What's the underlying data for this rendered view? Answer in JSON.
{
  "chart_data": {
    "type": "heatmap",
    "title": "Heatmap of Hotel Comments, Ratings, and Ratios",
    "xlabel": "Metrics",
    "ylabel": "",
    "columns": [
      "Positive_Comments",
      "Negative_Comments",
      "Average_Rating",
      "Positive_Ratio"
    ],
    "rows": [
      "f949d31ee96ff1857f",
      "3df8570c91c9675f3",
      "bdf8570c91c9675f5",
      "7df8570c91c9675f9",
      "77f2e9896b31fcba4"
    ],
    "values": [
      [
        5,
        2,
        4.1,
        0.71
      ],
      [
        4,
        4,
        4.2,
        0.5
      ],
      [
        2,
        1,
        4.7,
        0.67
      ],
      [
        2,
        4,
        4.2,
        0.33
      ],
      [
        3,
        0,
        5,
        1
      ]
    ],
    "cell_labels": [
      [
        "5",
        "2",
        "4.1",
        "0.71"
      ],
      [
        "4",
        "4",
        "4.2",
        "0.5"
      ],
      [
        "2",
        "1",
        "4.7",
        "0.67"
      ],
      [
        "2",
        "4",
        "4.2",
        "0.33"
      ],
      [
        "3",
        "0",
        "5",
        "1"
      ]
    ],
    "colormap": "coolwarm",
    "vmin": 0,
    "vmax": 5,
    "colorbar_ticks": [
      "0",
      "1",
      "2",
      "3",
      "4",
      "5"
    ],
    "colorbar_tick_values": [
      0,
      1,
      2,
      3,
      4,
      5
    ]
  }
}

◆ ◆ ◆

→ **Your instructions**: Write out the whole listing again, exactly as it stands.

→ **Solution to this problem**:
What's the underlying data for this rendered view? Answer in JSON.
{
  "chart_data": {
    "type": "heatmap",
    "title": "Heatmap of Hotel Comments, Ratings, and Ratios",
    "xlabel": "Metrics",
    "ylabel": "",
    "columns": [
      "Positive_Comments",
      "Negative_Comments",
      "Average_Rating",
      "Positive_Ratio"
    ],
    "rows": [
      "f949d31ee96ff1857f",
      "3df8570c91c9675f3",
      "bdf8570c91c9675f5",
      "7df8570c91c9675f9",
      "77f2e9896b31fcba4"
    ],
    "values": [
      [
        5,
        2,
        4.1,
        0.71
      ],
      [
        4,
        4,
        4.2,
        0.5
      ],
      [
        2,
        1,
        4.7,
        0.67
      ],
      [
        2,
        4,
        4.2,
        0.33
      ],
      [
        3,
        0,
        5,
        1
      ]
    ],
    "cell_labels": [
      [
        "5",
        "2",
        "4.1",
        "0.71"
      ],
      [
        "4",
        "4",
        "4.2",
        "0.5"
      ],
      [
        "2",
        "1",
        "4.7",
        "0.67"
      ],
      [
        "2",
        "4",
        "4.2",
        "0.33"
      ],
      [
        "3",
        "0",
        "5",
        "1"
      ]
    ],
    "colormap": "coolwarm",
    "vmin": 0,
    "vmax": 5,
    "colorbar_ticks": [
      "0",
      "1",
      "2",
      "3",
      "4",
      "5"
    ],
    "colorbar_tick_values": [
      0,
      1,
      2,
      3,
      4,
      5
    ]
  }
}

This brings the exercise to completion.